#### Set exercise
Could you copy every line from the material below in which "中国市场黄金ETF月度需求创历史新高" appears?

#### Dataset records
◆ ◆ ◆ ◆

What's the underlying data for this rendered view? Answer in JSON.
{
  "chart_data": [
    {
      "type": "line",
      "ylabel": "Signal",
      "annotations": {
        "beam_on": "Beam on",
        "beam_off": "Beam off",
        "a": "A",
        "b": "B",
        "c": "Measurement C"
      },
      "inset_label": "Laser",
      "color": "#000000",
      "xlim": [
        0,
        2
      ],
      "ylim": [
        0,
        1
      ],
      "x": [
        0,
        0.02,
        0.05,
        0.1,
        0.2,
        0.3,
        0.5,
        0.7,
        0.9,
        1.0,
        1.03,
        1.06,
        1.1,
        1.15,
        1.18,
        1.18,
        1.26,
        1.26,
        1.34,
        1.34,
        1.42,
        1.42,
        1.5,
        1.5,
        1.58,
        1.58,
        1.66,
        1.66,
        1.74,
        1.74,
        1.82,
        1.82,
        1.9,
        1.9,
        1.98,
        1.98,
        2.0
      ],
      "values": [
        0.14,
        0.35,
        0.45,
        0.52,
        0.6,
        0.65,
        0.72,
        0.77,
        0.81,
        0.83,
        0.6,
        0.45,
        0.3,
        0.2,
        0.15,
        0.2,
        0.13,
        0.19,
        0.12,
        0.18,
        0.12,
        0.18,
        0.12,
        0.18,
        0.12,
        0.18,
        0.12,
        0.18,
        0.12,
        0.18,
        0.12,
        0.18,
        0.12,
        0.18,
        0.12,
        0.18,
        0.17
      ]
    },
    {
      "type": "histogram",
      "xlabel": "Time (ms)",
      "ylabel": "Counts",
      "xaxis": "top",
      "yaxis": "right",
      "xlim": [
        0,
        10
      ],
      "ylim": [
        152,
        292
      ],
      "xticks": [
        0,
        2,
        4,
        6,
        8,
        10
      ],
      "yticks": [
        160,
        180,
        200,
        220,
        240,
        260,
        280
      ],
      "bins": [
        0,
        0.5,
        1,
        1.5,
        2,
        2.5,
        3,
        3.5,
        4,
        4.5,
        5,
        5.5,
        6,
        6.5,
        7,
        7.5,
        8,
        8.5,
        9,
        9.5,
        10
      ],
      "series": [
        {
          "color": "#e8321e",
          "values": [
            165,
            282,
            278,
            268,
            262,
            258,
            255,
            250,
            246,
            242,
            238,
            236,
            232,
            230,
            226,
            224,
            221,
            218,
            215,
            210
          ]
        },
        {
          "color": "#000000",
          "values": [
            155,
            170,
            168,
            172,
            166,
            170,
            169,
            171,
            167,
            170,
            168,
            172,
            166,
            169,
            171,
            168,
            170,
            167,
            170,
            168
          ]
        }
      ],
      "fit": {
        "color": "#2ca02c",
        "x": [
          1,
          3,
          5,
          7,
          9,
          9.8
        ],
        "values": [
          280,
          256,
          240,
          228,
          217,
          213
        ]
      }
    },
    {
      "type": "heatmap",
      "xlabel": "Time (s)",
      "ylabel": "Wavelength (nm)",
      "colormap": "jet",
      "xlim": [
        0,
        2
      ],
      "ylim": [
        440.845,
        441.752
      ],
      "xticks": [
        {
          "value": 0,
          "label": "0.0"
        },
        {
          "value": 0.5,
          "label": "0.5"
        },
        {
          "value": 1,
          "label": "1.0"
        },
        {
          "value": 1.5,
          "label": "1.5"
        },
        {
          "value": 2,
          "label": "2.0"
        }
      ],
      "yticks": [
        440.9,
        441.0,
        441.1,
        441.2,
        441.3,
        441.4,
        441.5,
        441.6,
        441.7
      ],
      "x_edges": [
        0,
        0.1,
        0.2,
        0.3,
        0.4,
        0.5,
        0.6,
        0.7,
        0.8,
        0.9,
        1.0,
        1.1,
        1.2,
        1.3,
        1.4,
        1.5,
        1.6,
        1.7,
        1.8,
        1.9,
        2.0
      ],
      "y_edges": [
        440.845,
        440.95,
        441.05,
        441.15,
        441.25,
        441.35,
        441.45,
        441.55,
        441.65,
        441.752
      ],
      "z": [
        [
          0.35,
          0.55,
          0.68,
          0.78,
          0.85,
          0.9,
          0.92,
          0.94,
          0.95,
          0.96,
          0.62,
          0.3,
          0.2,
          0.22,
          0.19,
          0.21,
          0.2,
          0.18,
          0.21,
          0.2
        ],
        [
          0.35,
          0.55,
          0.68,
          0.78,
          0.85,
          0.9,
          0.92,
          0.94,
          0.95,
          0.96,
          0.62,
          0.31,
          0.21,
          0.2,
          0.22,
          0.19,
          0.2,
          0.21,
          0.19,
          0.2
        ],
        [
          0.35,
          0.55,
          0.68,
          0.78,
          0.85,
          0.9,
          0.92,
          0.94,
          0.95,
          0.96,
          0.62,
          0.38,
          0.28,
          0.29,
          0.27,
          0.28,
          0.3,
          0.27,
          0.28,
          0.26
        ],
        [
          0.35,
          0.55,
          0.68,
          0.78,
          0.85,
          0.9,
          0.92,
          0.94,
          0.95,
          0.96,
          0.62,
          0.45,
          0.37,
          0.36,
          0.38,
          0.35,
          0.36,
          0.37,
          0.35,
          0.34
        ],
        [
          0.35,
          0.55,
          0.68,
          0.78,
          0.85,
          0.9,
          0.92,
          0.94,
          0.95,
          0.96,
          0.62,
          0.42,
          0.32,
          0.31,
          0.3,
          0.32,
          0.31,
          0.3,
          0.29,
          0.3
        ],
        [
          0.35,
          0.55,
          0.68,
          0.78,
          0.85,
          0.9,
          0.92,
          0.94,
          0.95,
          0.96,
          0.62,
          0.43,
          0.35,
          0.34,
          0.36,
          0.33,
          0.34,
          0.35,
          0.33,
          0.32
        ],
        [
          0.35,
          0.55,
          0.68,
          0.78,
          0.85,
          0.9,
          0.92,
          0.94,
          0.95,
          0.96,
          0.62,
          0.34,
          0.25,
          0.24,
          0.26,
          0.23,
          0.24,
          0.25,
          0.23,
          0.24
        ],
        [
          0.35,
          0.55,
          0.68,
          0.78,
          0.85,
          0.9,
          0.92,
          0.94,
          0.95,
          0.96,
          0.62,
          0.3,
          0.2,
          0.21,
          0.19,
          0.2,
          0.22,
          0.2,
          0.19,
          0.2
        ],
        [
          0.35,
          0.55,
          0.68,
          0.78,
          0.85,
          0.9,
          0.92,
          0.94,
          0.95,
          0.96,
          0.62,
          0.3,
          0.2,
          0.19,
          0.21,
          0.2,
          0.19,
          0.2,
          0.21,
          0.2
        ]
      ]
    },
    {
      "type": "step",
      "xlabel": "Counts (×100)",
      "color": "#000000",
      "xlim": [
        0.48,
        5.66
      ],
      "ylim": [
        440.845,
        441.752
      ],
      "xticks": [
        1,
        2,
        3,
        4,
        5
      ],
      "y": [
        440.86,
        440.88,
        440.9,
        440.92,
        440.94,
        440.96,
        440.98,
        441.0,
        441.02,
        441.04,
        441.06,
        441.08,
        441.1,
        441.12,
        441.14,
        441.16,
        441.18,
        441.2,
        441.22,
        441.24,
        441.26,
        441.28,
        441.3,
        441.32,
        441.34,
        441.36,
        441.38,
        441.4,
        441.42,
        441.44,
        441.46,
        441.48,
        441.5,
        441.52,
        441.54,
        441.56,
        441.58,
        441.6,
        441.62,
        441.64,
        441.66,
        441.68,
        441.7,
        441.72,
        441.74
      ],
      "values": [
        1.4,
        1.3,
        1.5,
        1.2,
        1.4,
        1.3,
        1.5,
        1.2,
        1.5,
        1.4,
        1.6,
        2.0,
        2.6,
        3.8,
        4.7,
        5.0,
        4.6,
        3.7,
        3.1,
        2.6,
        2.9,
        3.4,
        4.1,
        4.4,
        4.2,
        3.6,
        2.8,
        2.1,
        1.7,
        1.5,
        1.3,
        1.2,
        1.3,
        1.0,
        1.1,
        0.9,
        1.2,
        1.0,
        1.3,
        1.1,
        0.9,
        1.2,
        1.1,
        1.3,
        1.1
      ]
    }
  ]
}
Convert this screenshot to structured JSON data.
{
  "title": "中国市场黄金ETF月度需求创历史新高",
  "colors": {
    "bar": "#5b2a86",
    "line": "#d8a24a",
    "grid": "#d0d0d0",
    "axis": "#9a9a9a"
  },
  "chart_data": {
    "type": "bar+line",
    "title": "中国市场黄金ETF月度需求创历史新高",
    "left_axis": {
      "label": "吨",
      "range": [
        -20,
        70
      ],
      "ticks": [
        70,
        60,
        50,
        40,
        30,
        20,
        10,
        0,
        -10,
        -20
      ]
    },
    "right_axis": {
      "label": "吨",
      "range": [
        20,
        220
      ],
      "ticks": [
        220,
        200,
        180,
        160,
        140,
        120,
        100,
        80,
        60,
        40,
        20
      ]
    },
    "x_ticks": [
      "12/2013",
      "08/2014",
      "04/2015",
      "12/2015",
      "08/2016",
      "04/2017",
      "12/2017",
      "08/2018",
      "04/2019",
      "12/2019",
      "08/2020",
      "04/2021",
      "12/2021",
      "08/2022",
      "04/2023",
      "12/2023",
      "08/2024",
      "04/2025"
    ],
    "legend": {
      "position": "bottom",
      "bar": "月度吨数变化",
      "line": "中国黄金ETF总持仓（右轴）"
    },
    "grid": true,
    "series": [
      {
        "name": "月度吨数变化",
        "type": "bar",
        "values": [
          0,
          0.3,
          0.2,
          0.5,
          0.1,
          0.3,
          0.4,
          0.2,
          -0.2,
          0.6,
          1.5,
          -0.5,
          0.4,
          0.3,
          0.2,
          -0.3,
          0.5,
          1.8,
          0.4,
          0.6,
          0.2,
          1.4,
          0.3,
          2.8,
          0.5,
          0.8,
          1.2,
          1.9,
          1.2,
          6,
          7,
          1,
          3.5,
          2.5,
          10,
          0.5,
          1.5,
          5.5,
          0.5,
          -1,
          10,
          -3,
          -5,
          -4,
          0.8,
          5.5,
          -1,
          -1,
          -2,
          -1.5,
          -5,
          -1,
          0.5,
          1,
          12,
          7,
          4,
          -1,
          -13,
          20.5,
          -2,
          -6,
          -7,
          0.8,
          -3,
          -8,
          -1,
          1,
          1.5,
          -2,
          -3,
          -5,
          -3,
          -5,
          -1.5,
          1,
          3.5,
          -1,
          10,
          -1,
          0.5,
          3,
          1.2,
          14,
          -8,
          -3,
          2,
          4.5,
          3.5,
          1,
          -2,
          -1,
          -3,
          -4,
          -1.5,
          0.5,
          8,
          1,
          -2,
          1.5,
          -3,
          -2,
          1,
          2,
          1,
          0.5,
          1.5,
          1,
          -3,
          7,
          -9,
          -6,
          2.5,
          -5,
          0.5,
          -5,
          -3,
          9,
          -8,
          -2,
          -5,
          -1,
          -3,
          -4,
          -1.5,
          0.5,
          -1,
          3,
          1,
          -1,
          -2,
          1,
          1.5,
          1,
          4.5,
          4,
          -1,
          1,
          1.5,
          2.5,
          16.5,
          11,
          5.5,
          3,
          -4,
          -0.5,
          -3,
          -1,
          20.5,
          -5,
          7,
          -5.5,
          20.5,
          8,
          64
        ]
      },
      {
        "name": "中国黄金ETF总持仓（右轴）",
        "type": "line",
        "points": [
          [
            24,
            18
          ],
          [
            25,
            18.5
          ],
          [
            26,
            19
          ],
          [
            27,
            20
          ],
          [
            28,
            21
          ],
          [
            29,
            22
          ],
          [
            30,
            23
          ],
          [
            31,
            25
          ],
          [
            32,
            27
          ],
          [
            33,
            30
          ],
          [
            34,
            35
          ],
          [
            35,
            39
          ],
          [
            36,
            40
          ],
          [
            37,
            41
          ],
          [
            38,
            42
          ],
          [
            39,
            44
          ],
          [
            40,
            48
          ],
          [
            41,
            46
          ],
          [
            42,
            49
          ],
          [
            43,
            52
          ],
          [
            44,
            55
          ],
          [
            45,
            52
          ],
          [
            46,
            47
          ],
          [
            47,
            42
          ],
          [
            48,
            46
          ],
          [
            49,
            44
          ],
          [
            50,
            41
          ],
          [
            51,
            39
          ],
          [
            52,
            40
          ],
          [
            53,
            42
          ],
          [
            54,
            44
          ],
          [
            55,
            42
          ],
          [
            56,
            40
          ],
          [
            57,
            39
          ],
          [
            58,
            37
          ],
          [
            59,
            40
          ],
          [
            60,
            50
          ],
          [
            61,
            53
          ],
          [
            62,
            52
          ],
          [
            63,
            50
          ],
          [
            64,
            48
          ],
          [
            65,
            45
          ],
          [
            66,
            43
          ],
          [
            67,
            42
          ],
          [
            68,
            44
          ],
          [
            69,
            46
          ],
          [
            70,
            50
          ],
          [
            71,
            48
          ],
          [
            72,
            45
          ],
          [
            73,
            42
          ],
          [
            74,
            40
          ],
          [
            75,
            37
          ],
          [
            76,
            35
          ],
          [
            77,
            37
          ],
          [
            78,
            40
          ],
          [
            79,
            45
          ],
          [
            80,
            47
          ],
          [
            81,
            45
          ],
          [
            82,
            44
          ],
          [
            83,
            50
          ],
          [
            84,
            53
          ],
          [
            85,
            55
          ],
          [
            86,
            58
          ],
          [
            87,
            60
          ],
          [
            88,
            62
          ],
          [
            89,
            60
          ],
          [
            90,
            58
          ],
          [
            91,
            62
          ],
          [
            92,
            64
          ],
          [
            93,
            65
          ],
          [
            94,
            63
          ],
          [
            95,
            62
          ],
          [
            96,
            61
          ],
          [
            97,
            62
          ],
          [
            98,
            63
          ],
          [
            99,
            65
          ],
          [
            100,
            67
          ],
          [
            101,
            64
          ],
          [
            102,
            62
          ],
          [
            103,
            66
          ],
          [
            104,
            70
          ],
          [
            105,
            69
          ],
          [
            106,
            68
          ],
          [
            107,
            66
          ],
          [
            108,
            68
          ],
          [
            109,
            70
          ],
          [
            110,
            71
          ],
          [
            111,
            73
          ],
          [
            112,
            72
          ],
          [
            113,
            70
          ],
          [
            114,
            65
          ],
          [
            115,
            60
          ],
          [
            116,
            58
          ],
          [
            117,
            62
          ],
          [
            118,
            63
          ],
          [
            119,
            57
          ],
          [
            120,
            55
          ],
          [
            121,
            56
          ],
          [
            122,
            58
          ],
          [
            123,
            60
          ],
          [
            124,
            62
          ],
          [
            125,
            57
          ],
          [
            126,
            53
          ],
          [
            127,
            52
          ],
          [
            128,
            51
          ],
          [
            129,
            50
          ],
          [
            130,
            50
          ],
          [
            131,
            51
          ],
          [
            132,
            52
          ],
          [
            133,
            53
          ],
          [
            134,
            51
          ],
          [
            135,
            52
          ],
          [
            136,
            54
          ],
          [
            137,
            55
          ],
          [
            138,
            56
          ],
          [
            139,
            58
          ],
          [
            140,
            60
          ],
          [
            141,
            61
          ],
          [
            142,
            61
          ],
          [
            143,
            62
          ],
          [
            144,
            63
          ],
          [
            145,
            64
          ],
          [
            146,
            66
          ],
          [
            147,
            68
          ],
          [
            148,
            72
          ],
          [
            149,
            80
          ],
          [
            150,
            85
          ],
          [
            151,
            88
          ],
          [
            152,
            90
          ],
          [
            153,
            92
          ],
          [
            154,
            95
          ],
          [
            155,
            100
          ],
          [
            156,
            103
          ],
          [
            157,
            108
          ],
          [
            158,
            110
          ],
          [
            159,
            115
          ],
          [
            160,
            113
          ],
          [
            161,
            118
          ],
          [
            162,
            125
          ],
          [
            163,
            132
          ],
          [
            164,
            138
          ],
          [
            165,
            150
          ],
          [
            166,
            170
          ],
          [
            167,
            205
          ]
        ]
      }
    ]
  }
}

◆ ◆ ◆ ◆

#### Output for this exercise
  "title": "中国市场黄金ETF月度需求创历史新高",
    "title": "中国市场黄金ETF月度需求创历史新高",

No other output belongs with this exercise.